--- Start of Supplied information ---

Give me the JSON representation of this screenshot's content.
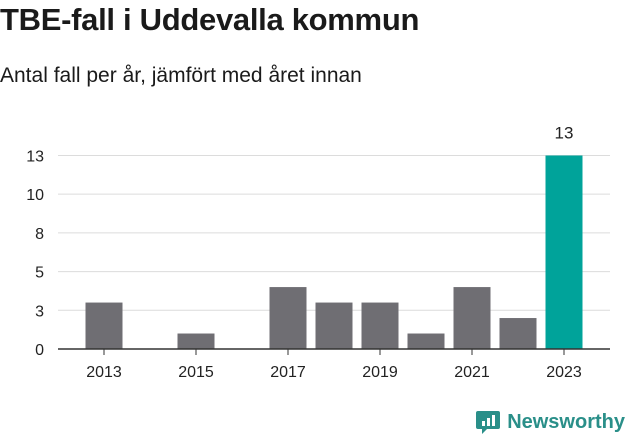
{
  "header": {
    "title": "TBE-fall i Uddevalla kommun",
    "subtitle": "Antal fall per år, jämfört med året innan"
  },
  "brand": {
    "name": "Newsworthy",
    "icon": "bar-chart-logo-icon"
  },
  "colors": {
    "bar": "#6f6e73",
    "highlight": "#00a39a",
    "grid": "#dcdcdc",
    "axis": "#333333",
    "brand": "#2a8f89"
  },
  "chart_data": {
    "type": "bar",
    "categories": [
      "2013",
      "2014",
      "2015",
      "2016",
      "2017",
      "2018",
      "2019",
      "2020",
      "2021",
      "2022",
      "2023"
    ],
    "values": [
      3,
      0,
      1,
      0,
      4,
      3,
      3,
      1,
      4,
      2,
      12.5
    ],
    "x_tick_labels": [
      "2013",
      "2015",
      "2017",
      "2019",
      "2021",
      "2023"
    ],
    "y_ticks": [
      0,
      2.5,
      5,
      7.5,
      10,
      12.5
    ],
    "y_tick_labels": [
      "0",
      "3",
      "5",
      "8",
      "10",
      "13"
    ],
    "ylim": [
      0,
      13.5
    ],
    "highlight": {
      "category": "2023",
      "label": "13"
    },
    "grid": true,
    "legend": "none"
  }
}
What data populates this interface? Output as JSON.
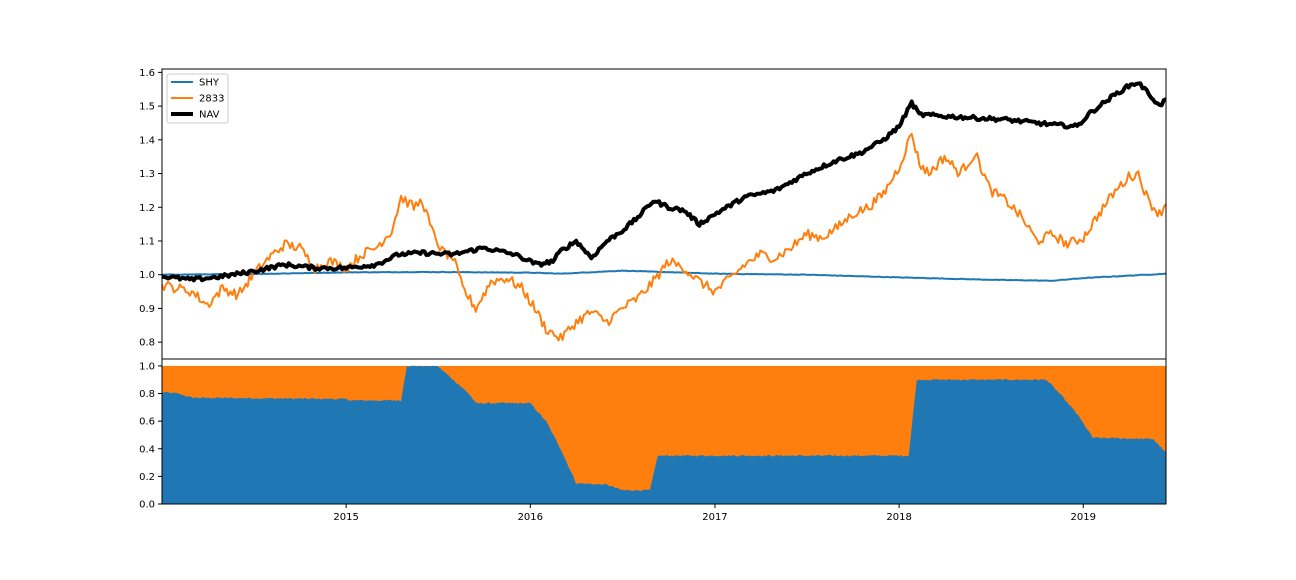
{
  "chart_data": [
    {
      "type": "line",
      "ylim": [
        0.75,
        1.61
      ],
      "yticks": [
        0.8,
        0.9,
        1.0,
        1.1,
        1.2,
        1.3,
        1.4,
        1.5,
        1.6
      ],
      "ytick_labels": [
        "0.8",
        "0.9",
        "1.0",
        "1.1",
        "1.2",
        "1.3",
        "1.4",
        "1.5",
        "1.6"
      ],
      "xlim": [
        "2014-01-01",
        "2019-06-14"
      ],
      "legend": {
        "placement": "upper-left",
        "entries": [
          "SHY",
          "2833",
          "NAV"
        ]
      },
      "grid": false,
      "series": [
        {
          "name": "SHY",
          "color": "#1f77b4",
          "points": [
            [
              "2014-01-01",
              1.0
            ],
            [
              "2014-07-01",
              1.002
            ],
            [
              "2015-01-01",
              1.007
            ],
            [
              "2015-07-01",
              1.008
            ],
            [
              "2016-01-01",
              1.006
            ],
            [
              "2016-03-01",
              1.003
            ],
            [
              "2016-07-01",
              1.012
            ],
            [
              "2017-01-01",
              1.003
            ],
            [
              "2017-07-01",
              1.0
            ],
            [
              "2018-01-01",
              0.992
            ],
            [
              "2018-07-01",
              0.985
            ],
            [
              "2018-11-01",
              0.982
            ],
            [
              "2019-01-01",
              0.99
            ],
            [
              "2019-06-14",
              1.003
            ]
          ]
        },
        {
          "name": "2833",
          "color": "#ff7f0e",
          "points": [
            [
              "2014-01-01",
              0.97
            ],
            [
              "2014-03-01",
              0.95
            ],
            [
              "2014-04-01",
              0.91
            ],
            [
              "2014-05-01",
              0.96
            ],
            [
              "2014-06-01",
              0.94
            ],
            [
              "2014-07-01",
              1.0
            ],
            [
              "2014-08-01",
              1.05
            ],
            [
              "2014-09-01",
              1.09
            ],
            [
              "2014-10-01",
              1.08
            ],
            [
              "2014-11-01",
              1.02
            ],
            [
              "2014-12-01",
              1.04
            ],
            [
              "2015-01-01",
              1.02
            ],
            [
              "2015-02-01",
              1.06
            ],
            [
              "2015-03-01",
              1.08
            ],
            [
              "2015-04-01",
              1.13
            ],
            [
              "2015-04-20",
              1.23
            ],
            [
              "2015-05-15",
              1.2
            ],
            [
              "2015-06-01",
              1.22
            ],
            [
              "2015-06-20",
              1.13
            ],
            [
              "2015-07-10",
              1.07
            ],
            [
              "2015-08-01",
              1.05
            ],
            [
              "2015-08-20",
              0.96
            ],
            [
              "2015-09-15",
              0.9
            ],
            [
              "2015-10-15",
              0.98
            ],
            [
              "2015-11-15",
              0.99
            ],
            [
              "2015-12-15",
              0.96
            ],
            [
              "2016-01-10",
              0.9
            ],
            [
              "2016-02-01",
              0.84
            ],
            [
              "2016-03-01",
              0.81
            ],
            [
              "2016-04-01",
              0.86
            ],
            [
              "2016-05-01",
              0.89
            ],
            [
              "2016-06-01",
              0.86
            ],
            [
              "2016-07-01",
              0.9
            ],
            [
              "2016-08-01",
              0.93
            ],
            [
              "2016-09-01",
              0.98
            ],
            [
              "2016-10-01",
              1.04
            ],
            [
              "2016-11-01",
              1.02
            ],
            [
              "2016-12-01",
              0.98
            ],
            [
              "2017-01-01",
              0.95
            ],
            [
              "2017-02-01",
              0.99
            ],
            [
              "2017-03-01",
              1.03
            ],
            [
              "2017-04-01",
              1.06
            ],
            [
              "2017-05-01",
              1.05
            ],
            [
              "2017-06-01",
              1.08
            ],
            [
              "2017-07-01",
              1.12
            ],
            [
              "2017-08-01",
              1.11
            ],
            [
              "2017-09-01",
              1.14
            ],
            [
              "2017-10-01",
              1.18
            ],
            [
              "2017-11-01",
              1.2
            ],
            [
              "2017-12-01",
              1.24
            ],
            [
              "2018-01-01",
              1.32
            ],
            [
              "2018-01-26",
              1.42
            ],
            [
              "2018-02-10",
              1.33
            ],
            [
              "2018-03-01",
              1.3
            ],
            [
              "2018-04-01",
              1.35
            ],
            [
              "2018-05-01",
              1.3
            ],
            [
              "2018-06-01",
              1.36
            ],
            [
              "2018-07-01",
              1.25
            ],
            [
              "2018-08-01",
              1.22
            ],
            [
              "2018-09-01",
              1.17
            ],
            [
              "2018-10-01",
              1.1
            ],
            [
              "2018-11-01",
              1.12
            ],
            [
              "2018-12-01",
              1.09
            ],
            [
              "2019-01-01",
              1.11
            ],
            [
              "2019-02-01",
              1.18
            ],
            [
              "2019-03-01",
              1.24
            ],
            [
              "2019-04-01",
              1.29
            ],
            [
              "2019-04-20",
              1.3
            ],
            [
              "2019-05-10",
              1.22
            ],
            [
              "2019-06-01",
              1.18
            ],
            [
              "2019-06-14",
              1.21
            ]
          ]
        },
        {
          "name": "NAV",
          "color": "#000000",
          "points": [
            [
              "2014-01-01",
              0.995
            ],
            [
              "2014-03-01",
              0.985
            ],
            [
              "2014-05-01",
              0.995
            ],
            [
              "2014-07-01",
              1.01
            ],
            [
              "2014-09-01",
              1.03
            ],
            [
              "2014-11-01",
              1.02
            ],
            [
              "2015-01-01",
              1.02
            ],
            [
              "2015-03-01",
              1.03
            ],
            [
              "2015-04-15",
              1.06
            ],
            [
              "2015-06-01",
              1.065
            ],
            [
              "2015-08-01",
              1.06
            ],
            [
              "2015-10-01",
              1.08
            ],
            [
              "2015-12-01",
              1.06
            ],
            [
              "2016-01-15",
              1.03
            ],
            [
              "2016-02-15",
              1.04
            ],
            [
              "2016-03-01",
              1.07
            ],
            [
              "2016-04-01",
              1.1
            ],
            [
              "2016-05-01",
              1.05
            ],
            [
              "2016-06-01",
              1.1
            ],
            [
              "2016-07-01",
              1.13
            ],
            [
              "2016-08-01",
              1.17
            ],
            [
              "2016-09-01",
              1.22
            ],
            [
              "2016-10-01",
              1.2
            ],
            [
              "2016-11-01",
              1.19
            ],
            [
              "2016-12-01",
              1.15
            ],
            [
              "2017-01-01",
              1.18
            ],
            [
              "2017-03-01",
              1.23
            ],
            [
              "2017-05-01",
              1.25
            ],
            [
              "2017-07-01",
              1.3
            ],
            [
              "2017-09-01",
              1.34
            ],
            [
              "2017-10-15",
              1.36
            ],
            [
              "2017-12-01",
              1.4
            ],
            [
              "2018-01-01",
              1.44
            ],
            [
              "2018-01-26",
              1.51
            ],
            [
              "2018-02-10",
              1.475
            ],
            [
              "2018-04-01",
              1.47
            ],
            [
              "2018-06-01",
              1.465
            ],
            [
              "2018-08-01",
              1.46
            ],
            [
              "2018-10-01",
              1.45
            ],
            [
              "2018-11-01",
              1.445
            ],
            [
              "2018-12-20",
              1.44
            ],
            [
              "2019-01-15",
              1.48
            ],
            [
              "2019-03-01",
              1.53
            ],
            [
              "2019-04-01",
              1.56
            ],
            [
              "2019-04-20",
              1.57
            ],
            [
              "2019-05-15",
              1.53
            ],
            [
              "2019-06-01",
              1.5
            ],
            [
              "2019-06-14",
              1.52
            ]
          ]
        }
      ]
    },
    {
      "type": "area",
      "stacked": true,
      "ylim": [
        0.0,
        1.05
      ],
      "yticks": [
        0.0,
        0.2,
        0.4,
        0.6,
        0.8,
        1.0
      ],
      "ytick_labels": [
        "0.0",
        "0.2",
        "0.4",
        "0.6",
        "0.8",
        "1.0"
      ],
      "xlim": [
        "2014-01-01",
        "2019-06-14"
      ],
      "xticks": [
        "2015-01-01",
        "2016-01-01",
        "2017-01-01",
        "2018-01-01",
        "2019-01-01"
      ],
      "xtick_labels": [
        "2015",
        "2016",
        "2017",
        "2018",
        "2019"
      ],
      "grid": false,
      "series": [
        {
          "name": "SHY",
          "color": "#1f77b4",
          "points": [
            [
              "2014-01-01",
              0.81
            ],
            [
              "2014-02-01",
              0.8
            ],
            [
              "2014-03-01",
              0.77
            ],
            [
              "2015-01-01",
              0.76
            ],
            [
              "2015-01-10",
              0.75
            ],
            [
              "2015-04-20",
              0.75
            ],
            [
              "2015-05-01",
              1.0
            ],
            [
              "2015-07-01",
              1.0
            ],
            [
              "2015-09-01",
              0.8
            ],
            [
              "2015-09-15",
              0.73
            ],
            [
              "2016-01-01",
              0.73
            ],
            [
              "2016-02-01",
              0.6
            ],
            [
              "2016-03-01",
              0.4
            ],
            [
              "2016-04-01",
              0.15
            ],
            [
              "2016-06-01",
              0.14
            ],
            [
              "2016-07-01",
              0.1
            ],
            [
              "2016-08-25",
              0.1
            ],
            [
              "2016-09-10",
              0.35
            ],
            [
              "2017-06-01",
              0.35
            ],
            [
              "2018-01-01",
              0.35
            ],
            [
              "2018-01-20",
              0.35
            ],
            [
              "2018-02-05",
              0.9
            ],
            [
              "2018-10-20",
              0.9
            ],
            [
              "2018-11-15",
              0.8
            ],
            [
              "2018-12-20",
              0.65
            ],
            [
              "2019-01-20",
              0.48
            ],
            [
              "2019-05-20",
              0.47
            ],
            [
              "2019-06-14",
              0.37
            ]
          ]
        },
        {
          "name": "2833",
          "color": "#ff7f0e",
          "fill_to": 1.0
        }
      ]
    }
  ]
}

--- End of Supplied information ---

Copy whichever lines in the listing above contain the word "this".

Solution to the exercise:
Give me the JSON representation of this screenshot's content.
What data populates this interface? Output as JSON.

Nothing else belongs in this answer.